EXERCISE
Extract every line where the string "bank" appears.

====== DATA SECTION ======

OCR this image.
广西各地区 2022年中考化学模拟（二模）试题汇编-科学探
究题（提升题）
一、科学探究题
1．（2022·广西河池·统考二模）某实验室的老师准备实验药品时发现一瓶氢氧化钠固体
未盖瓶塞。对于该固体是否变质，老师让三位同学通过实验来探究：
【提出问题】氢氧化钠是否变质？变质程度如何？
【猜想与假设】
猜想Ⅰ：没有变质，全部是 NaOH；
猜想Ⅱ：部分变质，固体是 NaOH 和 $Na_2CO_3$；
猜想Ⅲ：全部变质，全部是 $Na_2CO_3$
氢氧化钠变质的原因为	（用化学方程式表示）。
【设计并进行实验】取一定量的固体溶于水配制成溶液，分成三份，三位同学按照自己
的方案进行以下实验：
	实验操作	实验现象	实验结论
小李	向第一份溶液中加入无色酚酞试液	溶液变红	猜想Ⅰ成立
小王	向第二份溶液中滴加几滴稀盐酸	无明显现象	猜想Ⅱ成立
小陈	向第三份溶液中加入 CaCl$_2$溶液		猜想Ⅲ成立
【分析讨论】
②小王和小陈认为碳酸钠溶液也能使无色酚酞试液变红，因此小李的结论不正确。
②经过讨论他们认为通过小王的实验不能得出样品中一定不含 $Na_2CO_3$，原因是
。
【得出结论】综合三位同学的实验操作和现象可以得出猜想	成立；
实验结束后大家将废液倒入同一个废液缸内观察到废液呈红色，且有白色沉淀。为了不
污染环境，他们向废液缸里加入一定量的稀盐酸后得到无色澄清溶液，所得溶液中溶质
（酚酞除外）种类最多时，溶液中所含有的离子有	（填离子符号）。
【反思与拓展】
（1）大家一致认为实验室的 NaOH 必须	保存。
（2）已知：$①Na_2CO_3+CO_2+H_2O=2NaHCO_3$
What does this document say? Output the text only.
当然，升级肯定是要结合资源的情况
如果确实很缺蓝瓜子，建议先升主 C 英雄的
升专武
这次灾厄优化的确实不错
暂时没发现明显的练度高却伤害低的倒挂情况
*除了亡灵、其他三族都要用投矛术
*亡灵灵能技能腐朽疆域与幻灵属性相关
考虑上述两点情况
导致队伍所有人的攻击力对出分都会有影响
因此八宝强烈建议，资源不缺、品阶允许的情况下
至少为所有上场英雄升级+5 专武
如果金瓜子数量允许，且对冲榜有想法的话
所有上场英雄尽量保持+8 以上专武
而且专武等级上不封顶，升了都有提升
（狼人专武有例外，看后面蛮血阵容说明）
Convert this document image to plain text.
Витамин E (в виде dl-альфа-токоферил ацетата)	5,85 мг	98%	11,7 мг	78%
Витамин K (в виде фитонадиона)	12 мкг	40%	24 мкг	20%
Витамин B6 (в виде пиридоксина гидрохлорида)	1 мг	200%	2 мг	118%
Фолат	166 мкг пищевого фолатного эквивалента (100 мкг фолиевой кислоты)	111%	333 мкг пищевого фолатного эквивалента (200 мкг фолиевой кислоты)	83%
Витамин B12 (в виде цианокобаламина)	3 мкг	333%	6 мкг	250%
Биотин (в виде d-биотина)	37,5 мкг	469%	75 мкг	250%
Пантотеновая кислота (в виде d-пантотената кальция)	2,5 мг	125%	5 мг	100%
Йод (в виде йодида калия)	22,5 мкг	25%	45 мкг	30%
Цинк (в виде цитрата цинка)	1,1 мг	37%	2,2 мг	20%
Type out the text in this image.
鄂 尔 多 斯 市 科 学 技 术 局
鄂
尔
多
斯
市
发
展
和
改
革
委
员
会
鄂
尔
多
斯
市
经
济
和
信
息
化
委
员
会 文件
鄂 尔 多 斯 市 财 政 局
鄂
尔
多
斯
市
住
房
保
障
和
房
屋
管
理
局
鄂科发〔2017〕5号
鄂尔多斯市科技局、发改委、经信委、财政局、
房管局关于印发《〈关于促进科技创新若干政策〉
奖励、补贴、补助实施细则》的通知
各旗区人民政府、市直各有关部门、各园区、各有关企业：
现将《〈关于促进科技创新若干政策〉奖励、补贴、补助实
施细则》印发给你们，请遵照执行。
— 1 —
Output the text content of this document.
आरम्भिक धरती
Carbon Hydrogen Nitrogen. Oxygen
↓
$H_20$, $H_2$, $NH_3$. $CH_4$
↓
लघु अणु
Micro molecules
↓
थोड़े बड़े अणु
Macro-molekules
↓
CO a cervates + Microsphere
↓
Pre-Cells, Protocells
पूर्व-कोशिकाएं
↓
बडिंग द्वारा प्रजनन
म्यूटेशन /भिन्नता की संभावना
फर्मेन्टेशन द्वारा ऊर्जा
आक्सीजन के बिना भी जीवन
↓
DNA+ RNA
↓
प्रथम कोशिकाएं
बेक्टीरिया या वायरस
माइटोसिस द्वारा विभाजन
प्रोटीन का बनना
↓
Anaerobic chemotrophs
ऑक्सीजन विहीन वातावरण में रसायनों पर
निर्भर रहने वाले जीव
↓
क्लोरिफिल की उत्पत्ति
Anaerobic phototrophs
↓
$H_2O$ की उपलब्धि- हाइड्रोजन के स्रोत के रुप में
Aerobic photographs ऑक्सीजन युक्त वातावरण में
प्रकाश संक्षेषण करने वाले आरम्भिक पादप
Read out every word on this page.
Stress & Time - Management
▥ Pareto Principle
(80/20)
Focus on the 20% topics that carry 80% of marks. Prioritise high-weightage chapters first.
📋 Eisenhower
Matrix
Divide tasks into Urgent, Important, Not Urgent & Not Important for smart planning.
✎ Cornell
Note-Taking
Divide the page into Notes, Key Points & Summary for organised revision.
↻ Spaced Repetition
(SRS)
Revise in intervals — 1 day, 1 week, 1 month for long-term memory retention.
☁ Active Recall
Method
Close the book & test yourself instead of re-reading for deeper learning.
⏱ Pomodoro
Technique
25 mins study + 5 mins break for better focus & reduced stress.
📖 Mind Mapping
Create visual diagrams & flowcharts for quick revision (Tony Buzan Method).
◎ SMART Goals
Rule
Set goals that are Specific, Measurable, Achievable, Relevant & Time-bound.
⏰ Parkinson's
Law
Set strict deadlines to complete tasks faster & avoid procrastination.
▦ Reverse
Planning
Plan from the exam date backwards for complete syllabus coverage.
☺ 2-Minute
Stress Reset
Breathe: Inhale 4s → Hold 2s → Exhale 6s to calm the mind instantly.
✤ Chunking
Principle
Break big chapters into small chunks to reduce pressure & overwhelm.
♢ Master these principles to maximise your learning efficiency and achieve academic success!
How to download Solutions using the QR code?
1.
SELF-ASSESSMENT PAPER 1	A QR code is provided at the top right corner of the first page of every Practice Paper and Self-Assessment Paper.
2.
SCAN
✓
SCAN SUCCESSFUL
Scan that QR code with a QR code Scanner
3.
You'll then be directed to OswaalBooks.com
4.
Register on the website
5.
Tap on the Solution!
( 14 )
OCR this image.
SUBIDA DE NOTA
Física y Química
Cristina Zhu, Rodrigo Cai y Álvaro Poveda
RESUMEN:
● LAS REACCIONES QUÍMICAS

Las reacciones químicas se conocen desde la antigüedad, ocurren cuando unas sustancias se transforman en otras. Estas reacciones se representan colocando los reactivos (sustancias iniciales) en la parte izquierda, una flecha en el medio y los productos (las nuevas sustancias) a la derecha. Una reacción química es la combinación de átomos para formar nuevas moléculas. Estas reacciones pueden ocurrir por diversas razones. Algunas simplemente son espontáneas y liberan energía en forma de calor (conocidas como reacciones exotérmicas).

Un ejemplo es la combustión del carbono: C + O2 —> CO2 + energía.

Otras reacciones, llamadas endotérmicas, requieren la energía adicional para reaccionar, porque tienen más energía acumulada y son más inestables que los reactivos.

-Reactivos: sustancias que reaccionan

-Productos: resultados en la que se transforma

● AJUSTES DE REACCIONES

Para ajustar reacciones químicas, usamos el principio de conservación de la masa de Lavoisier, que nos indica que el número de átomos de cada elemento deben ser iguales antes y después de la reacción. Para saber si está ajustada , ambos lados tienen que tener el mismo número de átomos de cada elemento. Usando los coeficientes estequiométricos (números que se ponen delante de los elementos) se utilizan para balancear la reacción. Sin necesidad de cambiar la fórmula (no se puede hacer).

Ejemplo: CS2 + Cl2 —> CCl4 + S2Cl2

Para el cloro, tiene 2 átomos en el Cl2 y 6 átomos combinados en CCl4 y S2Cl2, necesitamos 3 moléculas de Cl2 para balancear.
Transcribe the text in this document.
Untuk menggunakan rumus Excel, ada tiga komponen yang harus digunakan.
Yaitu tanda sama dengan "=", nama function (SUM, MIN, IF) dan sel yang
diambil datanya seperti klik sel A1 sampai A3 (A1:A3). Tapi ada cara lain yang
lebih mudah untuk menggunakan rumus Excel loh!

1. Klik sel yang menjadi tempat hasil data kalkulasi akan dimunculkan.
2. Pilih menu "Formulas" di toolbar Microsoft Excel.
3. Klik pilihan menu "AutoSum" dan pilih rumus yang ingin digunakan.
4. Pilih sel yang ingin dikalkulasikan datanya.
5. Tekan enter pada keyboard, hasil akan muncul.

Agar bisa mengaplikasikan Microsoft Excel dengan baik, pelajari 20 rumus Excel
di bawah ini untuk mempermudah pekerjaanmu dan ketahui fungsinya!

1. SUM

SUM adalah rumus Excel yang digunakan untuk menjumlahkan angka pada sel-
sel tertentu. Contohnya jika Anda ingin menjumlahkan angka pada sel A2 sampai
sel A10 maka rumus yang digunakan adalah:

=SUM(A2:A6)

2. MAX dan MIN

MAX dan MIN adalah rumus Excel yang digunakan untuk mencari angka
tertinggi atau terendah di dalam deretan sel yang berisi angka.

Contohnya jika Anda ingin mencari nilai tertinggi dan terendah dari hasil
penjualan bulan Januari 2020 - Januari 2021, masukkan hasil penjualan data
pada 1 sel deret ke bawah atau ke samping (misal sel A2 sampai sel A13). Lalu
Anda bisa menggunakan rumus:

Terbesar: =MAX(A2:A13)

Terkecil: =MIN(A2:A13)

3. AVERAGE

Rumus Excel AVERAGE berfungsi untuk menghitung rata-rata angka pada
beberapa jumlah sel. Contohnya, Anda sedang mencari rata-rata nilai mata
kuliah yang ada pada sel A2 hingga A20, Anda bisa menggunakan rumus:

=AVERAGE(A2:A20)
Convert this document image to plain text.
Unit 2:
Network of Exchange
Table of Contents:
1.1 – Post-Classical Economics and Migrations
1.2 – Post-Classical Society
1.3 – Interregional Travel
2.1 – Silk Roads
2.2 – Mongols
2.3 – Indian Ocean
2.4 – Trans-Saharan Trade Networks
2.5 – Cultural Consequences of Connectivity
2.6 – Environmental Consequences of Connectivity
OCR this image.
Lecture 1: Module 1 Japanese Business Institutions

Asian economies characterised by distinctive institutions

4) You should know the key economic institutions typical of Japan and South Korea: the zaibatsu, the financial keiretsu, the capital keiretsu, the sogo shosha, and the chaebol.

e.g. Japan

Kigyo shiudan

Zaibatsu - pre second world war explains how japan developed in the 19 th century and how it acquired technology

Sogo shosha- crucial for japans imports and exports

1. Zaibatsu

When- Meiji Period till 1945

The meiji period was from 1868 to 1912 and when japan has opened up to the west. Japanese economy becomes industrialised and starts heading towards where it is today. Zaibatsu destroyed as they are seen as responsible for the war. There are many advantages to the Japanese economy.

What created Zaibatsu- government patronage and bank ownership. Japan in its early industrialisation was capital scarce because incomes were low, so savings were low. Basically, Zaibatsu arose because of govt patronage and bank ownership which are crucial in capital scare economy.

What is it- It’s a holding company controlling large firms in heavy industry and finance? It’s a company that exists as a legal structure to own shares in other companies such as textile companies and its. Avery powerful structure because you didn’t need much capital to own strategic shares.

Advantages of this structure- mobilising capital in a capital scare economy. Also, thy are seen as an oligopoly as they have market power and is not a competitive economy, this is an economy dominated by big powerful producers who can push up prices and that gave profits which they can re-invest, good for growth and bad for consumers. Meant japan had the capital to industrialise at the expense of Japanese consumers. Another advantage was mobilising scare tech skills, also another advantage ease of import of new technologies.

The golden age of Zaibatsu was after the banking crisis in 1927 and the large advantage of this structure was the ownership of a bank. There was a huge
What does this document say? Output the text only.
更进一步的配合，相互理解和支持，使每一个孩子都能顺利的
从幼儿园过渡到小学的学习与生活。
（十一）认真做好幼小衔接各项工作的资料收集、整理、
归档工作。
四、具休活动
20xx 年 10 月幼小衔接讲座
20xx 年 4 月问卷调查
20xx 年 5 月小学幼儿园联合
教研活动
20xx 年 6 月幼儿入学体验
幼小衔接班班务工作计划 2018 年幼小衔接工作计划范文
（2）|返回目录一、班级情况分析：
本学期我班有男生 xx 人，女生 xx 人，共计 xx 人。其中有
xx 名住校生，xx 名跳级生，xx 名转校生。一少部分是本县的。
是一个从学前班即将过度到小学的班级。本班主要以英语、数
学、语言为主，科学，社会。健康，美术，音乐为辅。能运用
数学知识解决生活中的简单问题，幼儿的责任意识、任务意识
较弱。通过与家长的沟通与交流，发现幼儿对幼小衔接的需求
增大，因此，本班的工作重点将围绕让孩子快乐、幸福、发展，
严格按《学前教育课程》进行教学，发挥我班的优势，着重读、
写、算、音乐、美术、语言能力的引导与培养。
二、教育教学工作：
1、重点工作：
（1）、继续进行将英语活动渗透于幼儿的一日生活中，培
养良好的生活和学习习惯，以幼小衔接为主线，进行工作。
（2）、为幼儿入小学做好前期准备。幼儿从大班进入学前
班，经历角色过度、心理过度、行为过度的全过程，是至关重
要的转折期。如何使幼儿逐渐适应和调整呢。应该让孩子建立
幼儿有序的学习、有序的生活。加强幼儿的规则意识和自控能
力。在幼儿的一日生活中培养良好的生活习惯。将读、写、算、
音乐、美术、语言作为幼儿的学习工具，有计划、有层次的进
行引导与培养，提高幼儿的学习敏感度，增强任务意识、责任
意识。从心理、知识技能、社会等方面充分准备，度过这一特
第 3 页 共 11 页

======

REPLY
What created Zaibatsu- government patronage and bank ownership. Japan in its early industrialisation was capital scarce because incomes were low, so savings were low. Basically, Zaibatsu arose because of govt patronage and bank ownership which are crucial in capital scare economy.
The golden age of Zaibatsu was after the banking crisis in 1927 and the large advantage of this structure was the ownership of a bank. There was a huge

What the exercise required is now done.